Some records
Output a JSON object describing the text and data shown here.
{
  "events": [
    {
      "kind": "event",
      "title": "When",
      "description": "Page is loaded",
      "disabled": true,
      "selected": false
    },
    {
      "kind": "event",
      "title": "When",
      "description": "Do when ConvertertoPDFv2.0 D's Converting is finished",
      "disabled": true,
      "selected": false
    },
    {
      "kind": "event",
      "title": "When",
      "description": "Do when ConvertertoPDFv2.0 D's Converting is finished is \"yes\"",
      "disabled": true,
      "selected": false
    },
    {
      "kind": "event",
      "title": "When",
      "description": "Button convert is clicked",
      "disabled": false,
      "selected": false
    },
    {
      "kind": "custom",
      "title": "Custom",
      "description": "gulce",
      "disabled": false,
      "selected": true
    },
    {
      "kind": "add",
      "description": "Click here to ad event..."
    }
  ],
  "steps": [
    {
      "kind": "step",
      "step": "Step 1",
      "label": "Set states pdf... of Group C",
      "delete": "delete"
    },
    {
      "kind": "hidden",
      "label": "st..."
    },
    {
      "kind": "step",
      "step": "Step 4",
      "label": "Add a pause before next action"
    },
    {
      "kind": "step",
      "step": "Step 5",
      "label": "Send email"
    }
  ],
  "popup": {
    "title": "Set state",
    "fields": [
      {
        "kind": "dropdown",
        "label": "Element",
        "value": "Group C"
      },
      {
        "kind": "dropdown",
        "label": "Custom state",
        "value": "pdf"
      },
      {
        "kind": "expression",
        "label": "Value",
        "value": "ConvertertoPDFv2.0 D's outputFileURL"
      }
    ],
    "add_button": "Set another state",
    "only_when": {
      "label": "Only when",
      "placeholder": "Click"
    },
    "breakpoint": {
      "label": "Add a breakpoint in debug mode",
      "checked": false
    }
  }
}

#### [Written exercise]
Write out all the data again, exactly as it appears.

#### [Reply]
Output a JSON object describing the text and data shown here.
{
  "events": [
    {
      "kind": "event",
      "title": "When",
      "description": "Page is loaded",
      "disabled": true,
      "selected": false
    },
    {
      "kind": "event",
      "title": "When",
      "description": "Do when ConvertertoPDFv2.0 D's Converting is finished",
      "disabled": true,
      "selected": false
    },
    {
      "kind": "event",
      "title": "When",
      "description": "Do when ConvertertoPDFv2.0 D's Converting is finished is \"yes\"",
      "disabled": true,
      "selected": false
    },
    {
      "kind": "event",
      "title": "When",
      "description": "Button convert is clicked",
      "disabled": false,
      "selected": false
    },
    {
      "kind": "custom",
      "title": "Custom",
      "description": "gulce",
      "disabled": false,
      "selected": true
    },
    {
      "kind": "add",
      "description": "Click here to ad event..."
    }
  ],
  "steps": [
    {
      "kind": "step",
      "step": "Step 1",
      "label": "Set states pdf... of Group C",
      "delete": "delete"
    },
    {
      "kind": "hidden",
      "label": "st..."
    },
    {
      "kind": "step",
      "step": "Step 4",
      "label": "Add a pause before next action"
    },
    {
      "kind": "step",
      "step": "Step 5",
      "label": "Send email"
    }
  ],
  "popup": {
    "title": "Set state",
    "fields": [
      {
        "kind": "dropdown",
        "label": "Element",
        "value": "Group C"
      },
      {
        "kind": "dropdown",
        "label": "Custom state",
        "value": "pdf"
      },
      {
        "kind": "expression",
        "label": "Value",
        "value": "ConvertertoPDFv2.0 D's outputFileURL"
      }
    ],
    "add_button": "Set another state",
    "only_when": {
      "label": "Only when",
      "placeholder": "Click"
    },
    "breakpoint": {
      "label": "Add a breakpoint in debug mode",
      "checked": false
    }
  }
}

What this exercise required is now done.